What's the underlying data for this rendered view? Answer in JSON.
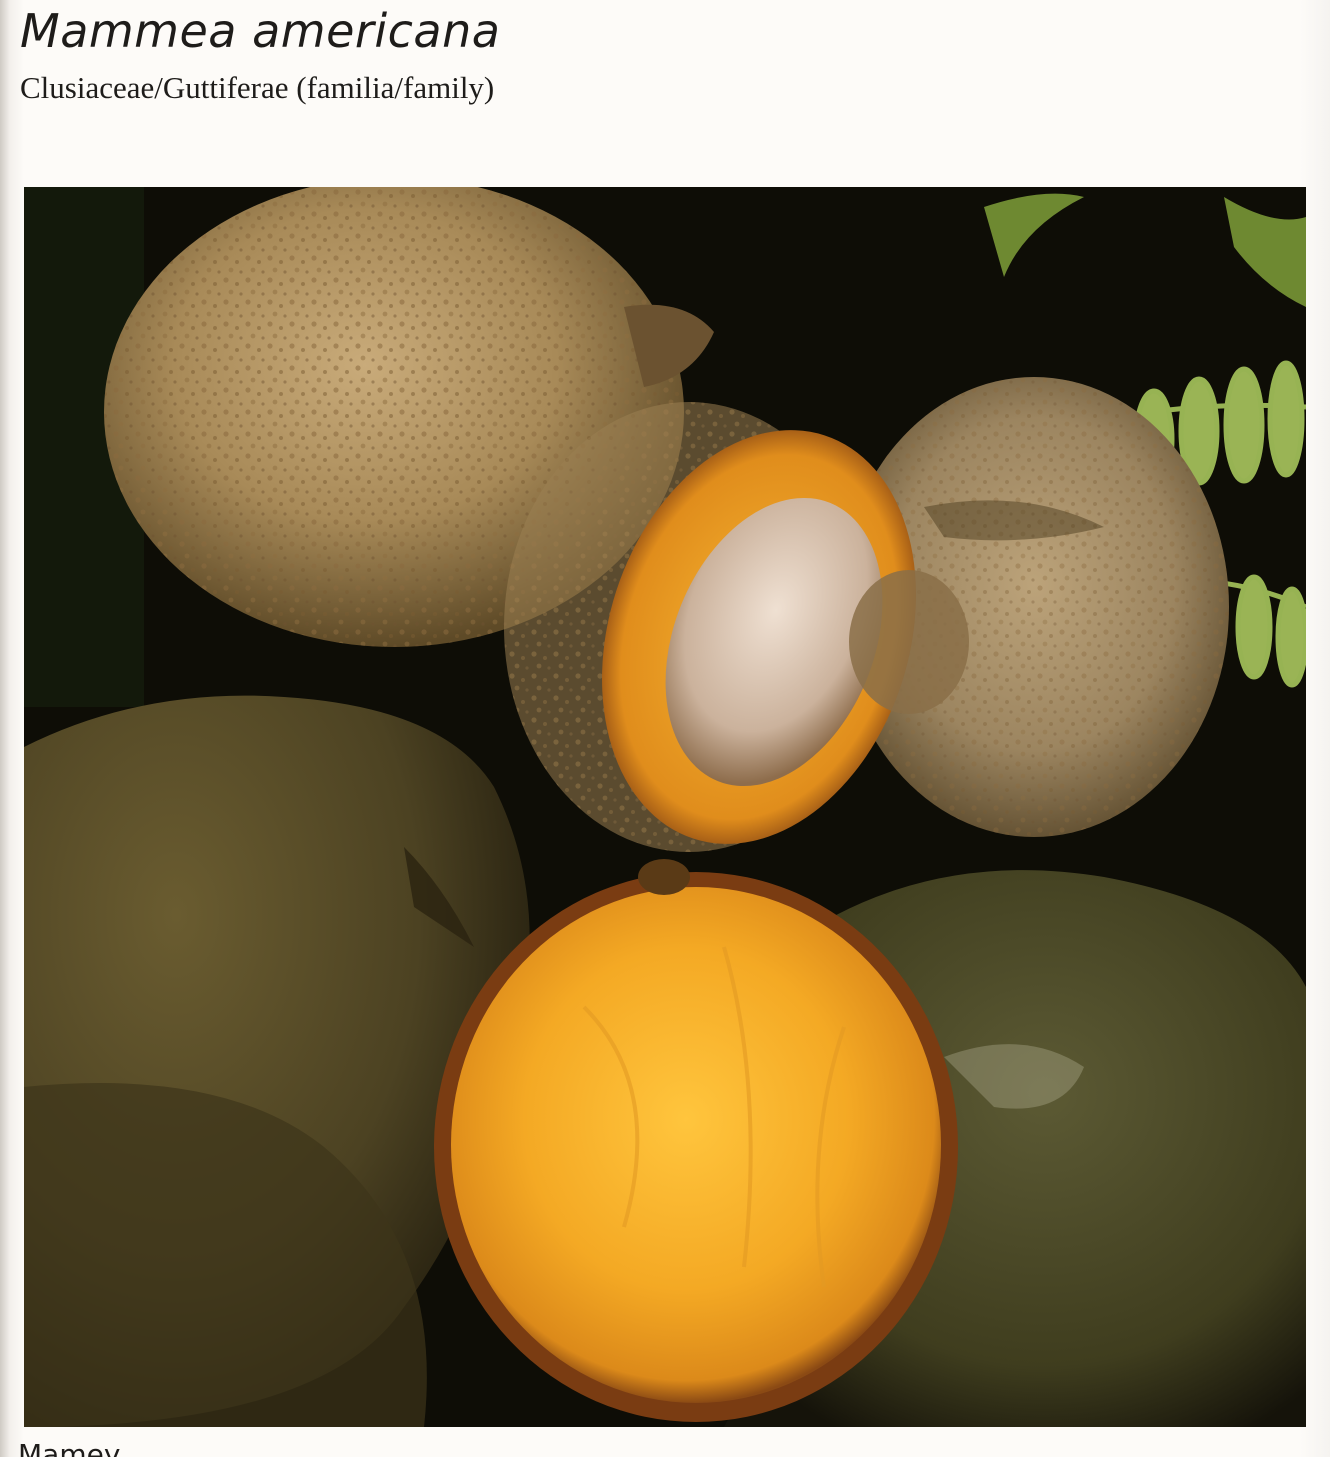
{
  "header": {
    "title": "Mammea americana",
    "subtitle": "Clusiaceae/Guttiferae (familia/family)"
  },
  "photo": {
    "subject": "mamey-fruits-photo",
    "colors": {
      "background": "#0d0c06",
      "rind": "#a88c5e",
      "flesh": "#f2a626",
      "rock": "#4e4524",
      "fern": "#9fbf52"
    }
  },
  "caption": {
    "text": "Mamey"
  }
}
******************************
▶ _Job_
Reproduce each record above by retyping it exactly; omit all images.

▶ _Response to the exercise_
What's the underlying data for this rendered view? Answer in JSON.
{
  "header": {
    "title": "Mammea americana",
    "subtitle": "Clusiaceae/Guttiferae (familia/family)"
  },
  "photo": {
    "subject": "mamey-fruits-photo",
    "colors": {
      "background": "#0d0c06",
      "rind": "#a88c5e",
      "flesh": "#f2a626",
      "rock": "#4e4524",
      "fern": "#9fbf52"
    }
  },
  "caption": {
    "text": "Mamey"
  }
}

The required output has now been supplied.